Exercise brief: Copy every line of the listing below word for word, but leave out the pictures.

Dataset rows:
______________________________

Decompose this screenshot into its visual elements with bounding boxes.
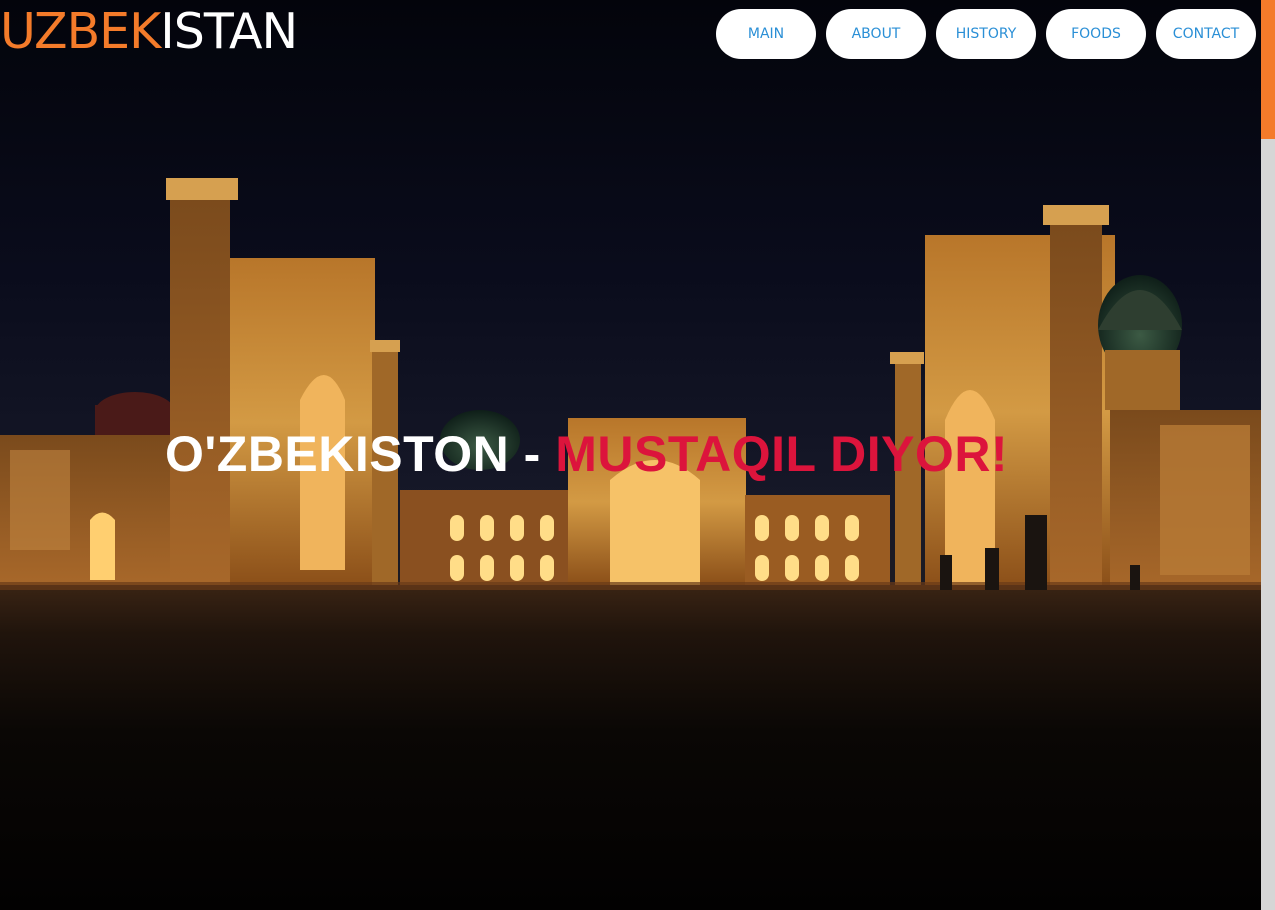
nav-main-button[interactable]: MAIN [716,9,816,59]
logo-rest-text: ISTAN [160,3,298,60]
hero-headline: O'ZBEKISTON - MUSTAQIL DIYOR! [165,424,1008,484]
page: UZBEKISTAN MAIN ABOUT HISTORY FOODS CONT… [0,0,1275,910]
headline-separator: - [509,426,556,482]
main-nav: MAIN ABOUT HISTORY FOODS CONTACT [716,9,1256,59]
nav-contact-button[interactable]: CONTACT [1156,9,1256,59]
headline-country: O'ZBEKISTON [165,426,510,482]
nav-history-button[interactable]: HISTORY [936,9,1036,59]
headline-slogan: MUSTAQIL DIYOR! [555,426,1009,482]
nav-foods-button[interactable]: FOODS [1046,9,1146,59]
site-logo[interactable]: UZBEKISTAN [0,2,298,62]
logo-accent-text: UZBEK [0,3,161,60]
page-scrollbar[interactable] [1261,0,1275,910]
nav-about-button[interactable]: ABOUT [826,9,926,59]
scrollbar-thumb[interactable] [1261,0,1275,139]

______________________________

Task result:
Decompose this screenshot into its visual elements with bounding boxes.
nav-main-button[interactable]: MAIN [716,9,816,59]
logo-rest-text: ISTAN [160,3,298,60]
hero-headline: O'ZBEKISTON - MUSTAQIL DIYOR! [165,424,1008,484]
page: UZBEKISTAN MAIN ABOUT HISTORY FOODS CONT… [0,0,1275,910]
headline-separator: - [509,426,556,482]
main-nav: MAIN ABOUT HISTORY FOODS CONTACT [716,9,1256,59]
nav-contact-button[interactable]: CONTACT [1156,9,1256,59]
headline-country: O'ZBEKISTON [165,426,510,482]
nav-history-button[interactable]: HISTORY [936,9,1036,59]
headline-slogan: MUSTAQIL DIYOR! [555,426,1009,482]
nav-foods-button[interactable]: FOODS [1046,9,1146,59]
site-logo[interactable]: UZBEKISTAN [0,2,298,62]
logo-accent-text: UZBEK [0,3,161,60]
page-scrollbar[interactable] [1261,0,1275,910]
nav-about-button[interactable]: ABOUT [826,9,926,59]
scrollbar-thumb[interactable] [1261,0,1275,139]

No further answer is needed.